Aim:
Check each line of the data below for the word "background", then extract the ones that have it.
[begin Recorded data]
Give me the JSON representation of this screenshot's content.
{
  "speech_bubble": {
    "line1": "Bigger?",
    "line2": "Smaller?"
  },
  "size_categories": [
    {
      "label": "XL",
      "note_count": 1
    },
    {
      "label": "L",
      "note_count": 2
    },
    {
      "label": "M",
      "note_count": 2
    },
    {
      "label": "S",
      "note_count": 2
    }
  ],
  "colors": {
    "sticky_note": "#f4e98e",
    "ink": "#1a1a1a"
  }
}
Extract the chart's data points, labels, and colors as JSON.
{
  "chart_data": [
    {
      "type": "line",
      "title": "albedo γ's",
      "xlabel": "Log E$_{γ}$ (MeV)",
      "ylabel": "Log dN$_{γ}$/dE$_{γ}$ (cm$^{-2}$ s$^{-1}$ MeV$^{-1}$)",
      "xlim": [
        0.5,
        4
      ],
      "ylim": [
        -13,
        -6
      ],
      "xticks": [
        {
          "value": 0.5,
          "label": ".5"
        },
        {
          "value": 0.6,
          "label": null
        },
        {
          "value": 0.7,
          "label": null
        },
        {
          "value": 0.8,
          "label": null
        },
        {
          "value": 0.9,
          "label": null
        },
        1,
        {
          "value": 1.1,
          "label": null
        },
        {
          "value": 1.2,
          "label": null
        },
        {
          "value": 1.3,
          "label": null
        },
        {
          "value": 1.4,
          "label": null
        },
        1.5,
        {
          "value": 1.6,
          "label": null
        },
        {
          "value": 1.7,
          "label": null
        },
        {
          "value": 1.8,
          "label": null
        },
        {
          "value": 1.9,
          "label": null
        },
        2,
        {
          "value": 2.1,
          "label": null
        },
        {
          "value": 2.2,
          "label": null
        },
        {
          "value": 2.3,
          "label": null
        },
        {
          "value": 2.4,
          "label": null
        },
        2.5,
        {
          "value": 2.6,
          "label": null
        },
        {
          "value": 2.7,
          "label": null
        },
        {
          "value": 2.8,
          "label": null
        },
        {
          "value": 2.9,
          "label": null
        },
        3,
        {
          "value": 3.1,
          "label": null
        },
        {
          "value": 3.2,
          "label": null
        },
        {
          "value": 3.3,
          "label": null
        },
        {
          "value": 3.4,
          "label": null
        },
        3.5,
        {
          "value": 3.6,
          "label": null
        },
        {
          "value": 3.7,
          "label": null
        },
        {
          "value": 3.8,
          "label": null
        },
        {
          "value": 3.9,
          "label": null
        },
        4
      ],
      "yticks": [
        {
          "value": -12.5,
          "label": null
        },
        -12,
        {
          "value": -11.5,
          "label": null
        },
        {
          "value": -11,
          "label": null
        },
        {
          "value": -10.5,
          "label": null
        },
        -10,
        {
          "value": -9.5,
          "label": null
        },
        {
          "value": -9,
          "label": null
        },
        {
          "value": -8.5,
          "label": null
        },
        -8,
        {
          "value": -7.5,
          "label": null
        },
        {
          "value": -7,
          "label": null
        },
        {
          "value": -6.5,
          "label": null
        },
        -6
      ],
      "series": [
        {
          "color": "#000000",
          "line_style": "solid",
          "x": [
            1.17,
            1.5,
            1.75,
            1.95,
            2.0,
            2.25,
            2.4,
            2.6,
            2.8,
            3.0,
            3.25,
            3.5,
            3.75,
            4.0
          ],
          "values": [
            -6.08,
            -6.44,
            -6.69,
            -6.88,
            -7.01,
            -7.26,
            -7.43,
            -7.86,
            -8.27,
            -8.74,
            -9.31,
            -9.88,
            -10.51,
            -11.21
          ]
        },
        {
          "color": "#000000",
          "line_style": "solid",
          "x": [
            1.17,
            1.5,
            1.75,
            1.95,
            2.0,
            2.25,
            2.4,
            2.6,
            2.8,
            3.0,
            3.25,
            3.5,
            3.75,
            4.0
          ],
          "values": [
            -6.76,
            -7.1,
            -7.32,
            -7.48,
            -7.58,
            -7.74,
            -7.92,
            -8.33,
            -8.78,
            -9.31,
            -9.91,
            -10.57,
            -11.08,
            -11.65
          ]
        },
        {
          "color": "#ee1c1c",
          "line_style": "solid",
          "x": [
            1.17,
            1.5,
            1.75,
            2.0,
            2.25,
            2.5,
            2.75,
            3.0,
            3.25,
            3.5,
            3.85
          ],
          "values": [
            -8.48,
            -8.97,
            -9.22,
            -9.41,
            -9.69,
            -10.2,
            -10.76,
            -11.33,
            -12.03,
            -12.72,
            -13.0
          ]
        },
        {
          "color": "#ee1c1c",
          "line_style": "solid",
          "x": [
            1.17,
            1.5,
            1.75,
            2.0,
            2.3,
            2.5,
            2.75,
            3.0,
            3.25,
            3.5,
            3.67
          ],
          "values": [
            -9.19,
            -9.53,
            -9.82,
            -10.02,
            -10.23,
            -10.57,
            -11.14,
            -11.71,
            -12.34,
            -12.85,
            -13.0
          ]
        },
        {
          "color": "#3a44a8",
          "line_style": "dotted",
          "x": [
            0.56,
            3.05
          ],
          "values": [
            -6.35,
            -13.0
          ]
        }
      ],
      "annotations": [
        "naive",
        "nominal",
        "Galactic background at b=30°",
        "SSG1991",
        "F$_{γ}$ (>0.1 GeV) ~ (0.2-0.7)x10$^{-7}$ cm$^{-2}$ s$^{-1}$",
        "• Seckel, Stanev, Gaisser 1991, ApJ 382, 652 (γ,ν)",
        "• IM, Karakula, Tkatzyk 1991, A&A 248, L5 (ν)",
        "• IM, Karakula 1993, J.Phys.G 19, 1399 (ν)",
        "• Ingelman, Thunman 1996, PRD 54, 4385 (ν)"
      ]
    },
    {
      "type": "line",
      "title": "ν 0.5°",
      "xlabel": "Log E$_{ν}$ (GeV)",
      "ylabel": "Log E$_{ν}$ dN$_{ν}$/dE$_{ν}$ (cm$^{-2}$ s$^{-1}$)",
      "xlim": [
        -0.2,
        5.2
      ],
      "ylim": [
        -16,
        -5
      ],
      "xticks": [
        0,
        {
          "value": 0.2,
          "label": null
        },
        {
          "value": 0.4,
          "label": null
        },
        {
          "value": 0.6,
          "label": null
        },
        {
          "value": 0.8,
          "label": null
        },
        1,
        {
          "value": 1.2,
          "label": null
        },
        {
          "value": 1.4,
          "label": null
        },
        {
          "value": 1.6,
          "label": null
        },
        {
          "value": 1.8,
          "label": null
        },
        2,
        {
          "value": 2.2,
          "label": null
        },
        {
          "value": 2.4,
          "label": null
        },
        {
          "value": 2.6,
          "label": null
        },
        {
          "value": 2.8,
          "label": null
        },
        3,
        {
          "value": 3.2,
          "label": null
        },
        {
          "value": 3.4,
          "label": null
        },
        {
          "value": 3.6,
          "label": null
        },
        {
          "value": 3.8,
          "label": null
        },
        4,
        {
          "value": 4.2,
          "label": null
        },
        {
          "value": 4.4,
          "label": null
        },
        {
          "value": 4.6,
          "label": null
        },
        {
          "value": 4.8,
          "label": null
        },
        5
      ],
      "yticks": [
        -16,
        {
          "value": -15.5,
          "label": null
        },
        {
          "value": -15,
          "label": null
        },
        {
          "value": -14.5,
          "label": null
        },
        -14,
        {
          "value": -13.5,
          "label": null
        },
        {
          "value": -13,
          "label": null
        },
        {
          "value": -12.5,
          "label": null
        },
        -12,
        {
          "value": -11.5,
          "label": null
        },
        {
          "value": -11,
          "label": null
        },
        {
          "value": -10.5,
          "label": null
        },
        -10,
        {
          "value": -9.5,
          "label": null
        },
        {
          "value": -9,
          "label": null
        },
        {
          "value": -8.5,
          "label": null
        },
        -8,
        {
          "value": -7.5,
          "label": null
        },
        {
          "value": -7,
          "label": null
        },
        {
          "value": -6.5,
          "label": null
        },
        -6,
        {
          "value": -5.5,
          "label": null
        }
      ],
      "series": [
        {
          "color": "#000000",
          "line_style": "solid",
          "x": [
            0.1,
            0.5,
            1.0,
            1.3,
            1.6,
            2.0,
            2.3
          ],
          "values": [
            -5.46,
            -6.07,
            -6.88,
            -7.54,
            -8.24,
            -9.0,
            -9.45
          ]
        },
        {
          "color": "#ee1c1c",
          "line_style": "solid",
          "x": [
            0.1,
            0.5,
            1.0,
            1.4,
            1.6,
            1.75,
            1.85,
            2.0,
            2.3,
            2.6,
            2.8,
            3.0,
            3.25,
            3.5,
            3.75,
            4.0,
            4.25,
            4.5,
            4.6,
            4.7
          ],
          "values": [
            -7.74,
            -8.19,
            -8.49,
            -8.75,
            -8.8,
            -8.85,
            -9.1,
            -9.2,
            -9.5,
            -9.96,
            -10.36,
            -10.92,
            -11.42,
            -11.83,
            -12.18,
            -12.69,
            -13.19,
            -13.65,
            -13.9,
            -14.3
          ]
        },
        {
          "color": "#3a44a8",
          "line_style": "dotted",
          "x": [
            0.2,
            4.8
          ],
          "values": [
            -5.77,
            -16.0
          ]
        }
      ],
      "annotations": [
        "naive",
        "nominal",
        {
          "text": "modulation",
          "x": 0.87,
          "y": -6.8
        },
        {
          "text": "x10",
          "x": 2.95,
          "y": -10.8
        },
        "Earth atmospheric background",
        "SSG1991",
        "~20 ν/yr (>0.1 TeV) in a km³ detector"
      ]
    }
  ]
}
[end Recorded data]
Response below:
        "Galactic background at b=30°",
        "Earth atmospheric background",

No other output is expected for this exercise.